** EXERCISE DESCRIPTION **
Search the data below for the string "Rate". Extract every line that contains it.

** EXCERPTED RECORDS **
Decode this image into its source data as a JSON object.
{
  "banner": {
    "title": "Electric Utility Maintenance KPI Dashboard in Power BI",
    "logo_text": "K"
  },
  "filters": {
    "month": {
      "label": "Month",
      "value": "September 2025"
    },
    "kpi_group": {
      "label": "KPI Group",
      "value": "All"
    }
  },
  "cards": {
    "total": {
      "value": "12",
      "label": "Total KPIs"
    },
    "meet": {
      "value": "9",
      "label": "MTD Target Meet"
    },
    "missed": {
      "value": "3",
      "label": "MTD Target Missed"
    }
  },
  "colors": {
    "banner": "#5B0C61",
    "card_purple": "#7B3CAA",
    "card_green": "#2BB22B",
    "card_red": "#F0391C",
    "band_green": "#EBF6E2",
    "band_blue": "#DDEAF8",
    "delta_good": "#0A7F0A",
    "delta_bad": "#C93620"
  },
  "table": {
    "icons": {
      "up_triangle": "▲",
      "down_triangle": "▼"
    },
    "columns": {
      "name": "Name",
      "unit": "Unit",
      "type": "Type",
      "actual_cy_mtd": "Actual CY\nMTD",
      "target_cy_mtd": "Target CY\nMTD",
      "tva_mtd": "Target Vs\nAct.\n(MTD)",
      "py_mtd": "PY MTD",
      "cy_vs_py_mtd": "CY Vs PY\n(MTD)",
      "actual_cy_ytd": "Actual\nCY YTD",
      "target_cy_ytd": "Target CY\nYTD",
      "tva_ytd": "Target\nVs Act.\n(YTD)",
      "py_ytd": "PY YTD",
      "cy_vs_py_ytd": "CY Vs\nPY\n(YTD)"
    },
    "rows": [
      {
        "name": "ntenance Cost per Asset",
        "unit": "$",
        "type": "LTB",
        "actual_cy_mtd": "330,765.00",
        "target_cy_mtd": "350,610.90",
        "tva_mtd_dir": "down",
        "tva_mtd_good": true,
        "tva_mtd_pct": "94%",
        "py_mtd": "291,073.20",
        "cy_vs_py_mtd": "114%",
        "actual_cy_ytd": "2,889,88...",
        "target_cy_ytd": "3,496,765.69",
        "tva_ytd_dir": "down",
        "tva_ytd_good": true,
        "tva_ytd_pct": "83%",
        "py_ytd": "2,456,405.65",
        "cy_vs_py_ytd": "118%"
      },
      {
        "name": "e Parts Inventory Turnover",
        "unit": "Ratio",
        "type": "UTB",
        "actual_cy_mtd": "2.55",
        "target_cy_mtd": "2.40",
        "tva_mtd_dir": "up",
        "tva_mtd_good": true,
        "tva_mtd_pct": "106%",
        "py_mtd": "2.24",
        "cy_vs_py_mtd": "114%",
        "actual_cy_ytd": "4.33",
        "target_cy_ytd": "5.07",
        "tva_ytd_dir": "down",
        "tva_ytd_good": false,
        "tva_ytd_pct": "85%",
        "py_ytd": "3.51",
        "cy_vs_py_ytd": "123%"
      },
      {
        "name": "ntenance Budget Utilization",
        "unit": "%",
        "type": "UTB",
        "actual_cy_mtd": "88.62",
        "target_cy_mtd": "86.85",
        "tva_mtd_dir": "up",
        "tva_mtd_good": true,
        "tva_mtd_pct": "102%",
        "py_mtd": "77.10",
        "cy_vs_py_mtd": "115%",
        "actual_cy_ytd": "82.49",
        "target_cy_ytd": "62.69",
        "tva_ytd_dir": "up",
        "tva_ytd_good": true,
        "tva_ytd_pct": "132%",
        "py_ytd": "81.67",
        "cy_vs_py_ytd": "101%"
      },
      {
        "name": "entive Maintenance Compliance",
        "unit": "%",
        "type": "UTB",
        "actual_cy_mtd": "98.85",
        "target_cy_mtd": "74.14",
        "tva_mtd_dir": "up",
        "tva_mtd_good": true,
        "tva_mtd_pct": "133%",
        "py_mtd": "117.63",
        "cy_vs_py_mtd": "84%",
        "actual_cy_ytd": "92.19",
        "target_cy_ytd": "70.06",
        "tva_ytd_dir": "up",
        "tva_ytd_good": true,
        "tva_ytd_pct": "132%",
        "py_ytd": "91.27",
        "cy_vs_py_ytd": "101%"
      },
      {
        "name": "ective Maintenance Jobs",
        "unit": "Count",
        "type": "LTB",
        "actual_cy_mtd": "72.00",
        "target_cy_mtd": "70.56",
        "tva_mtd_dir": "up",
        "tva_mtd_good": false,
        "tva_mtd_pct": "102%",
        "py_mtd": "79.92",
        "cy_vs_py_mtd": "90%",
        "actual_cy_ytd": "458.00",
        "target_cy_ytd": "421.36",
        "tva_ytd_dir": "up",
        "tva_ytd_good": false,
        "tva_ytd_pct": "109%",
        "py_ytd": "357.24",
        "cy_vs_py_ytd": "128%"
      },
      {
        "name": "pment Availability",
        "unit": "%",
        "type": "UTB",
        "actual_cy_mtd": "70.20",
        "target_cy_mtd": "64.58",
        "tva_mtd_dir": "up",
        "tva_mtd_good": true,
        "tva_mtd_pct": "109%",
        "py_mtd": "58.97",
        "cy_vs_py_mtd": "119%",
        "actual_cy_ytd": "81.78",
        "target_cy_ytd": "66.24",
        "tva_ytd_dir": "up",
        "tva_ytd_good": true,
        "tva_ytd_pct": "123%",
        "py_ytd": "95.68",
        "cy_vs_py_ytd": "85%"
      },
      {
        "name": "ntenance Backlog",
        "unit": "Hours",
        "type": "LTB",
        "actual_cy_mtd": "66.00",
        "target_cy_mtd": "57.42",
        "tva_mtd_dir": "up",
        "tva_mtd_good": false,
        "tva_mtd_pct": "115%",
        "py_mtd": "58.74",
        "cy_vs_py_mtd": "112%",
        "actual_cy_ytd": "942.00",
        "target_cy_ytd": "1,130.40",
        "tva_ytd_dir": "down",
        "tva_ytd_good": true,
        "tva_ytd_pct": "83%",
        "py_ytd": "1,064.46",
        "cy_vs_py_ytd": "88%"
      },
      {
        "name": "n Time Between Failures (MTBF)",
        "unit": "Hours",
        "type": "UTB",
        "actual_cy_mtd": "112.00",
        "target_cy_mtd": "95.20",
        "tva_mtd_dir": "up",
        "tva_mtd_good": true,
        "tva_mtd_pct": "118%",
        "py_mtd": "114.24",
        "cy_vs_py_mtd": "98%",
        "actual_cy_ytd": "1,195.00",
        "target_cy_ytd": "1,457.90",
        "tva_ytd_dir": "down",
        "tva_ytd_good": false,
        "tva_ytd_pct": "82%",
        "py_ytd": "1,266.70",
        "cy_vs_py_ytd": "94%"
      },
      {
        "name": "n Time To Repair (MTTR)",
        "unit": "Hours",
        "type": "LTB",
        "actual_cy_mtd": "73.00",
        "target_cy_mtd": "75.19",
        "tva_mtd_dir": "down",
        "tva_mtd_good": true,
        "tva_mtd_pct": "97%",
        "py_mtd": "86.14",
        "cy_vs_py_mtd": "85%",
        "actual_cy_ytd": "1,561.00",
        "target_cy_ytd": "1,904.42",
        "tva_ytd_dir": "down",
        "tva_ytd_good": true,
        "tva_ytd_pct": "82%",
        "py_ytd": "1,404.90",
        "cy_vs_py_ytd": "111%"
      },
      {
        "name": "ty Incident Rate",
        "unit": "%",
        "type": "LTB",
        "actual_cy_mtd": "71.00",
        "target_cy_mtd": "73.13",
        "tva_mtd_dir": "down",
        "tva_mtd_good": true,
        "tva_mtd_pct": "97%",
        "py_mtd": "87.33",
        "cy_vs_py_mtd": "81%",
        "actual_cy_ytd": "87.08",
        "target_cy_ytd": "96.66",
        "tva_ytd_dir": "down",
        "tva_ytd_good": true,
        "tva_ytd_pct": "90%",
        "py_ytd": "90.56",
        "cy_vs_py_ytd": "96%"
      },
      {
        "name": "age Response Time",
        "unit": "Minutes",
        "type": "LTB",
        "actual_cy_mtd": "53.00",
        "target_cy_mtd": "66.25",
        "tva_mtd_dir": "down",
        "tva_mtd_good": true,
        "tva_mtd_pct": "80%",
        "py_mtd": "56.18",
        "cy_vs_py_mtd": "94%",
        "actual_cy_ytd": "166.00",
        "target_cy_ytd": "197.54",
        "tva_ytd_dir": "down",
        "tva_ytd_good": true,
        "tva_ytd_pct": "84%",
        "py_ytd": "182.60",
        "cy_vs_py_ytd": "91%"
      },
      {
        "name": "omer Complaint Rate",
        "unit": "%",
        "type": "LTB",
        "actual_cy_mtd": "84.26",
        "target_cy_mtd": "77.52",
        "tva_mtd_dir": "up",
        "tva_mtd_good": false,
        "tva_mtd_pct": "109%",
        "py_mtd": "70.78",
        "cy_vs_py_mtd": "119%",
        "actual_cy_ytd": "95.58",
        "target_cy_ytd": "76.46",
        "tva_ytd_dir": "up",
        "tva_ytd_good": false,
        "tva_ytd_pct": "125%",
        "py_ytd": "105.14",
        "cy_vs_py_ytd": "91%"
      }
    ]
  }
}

** SOLVED PROBLEM **
        "name": "ty Incident Rate",
        "name": "omer Complaint Rate",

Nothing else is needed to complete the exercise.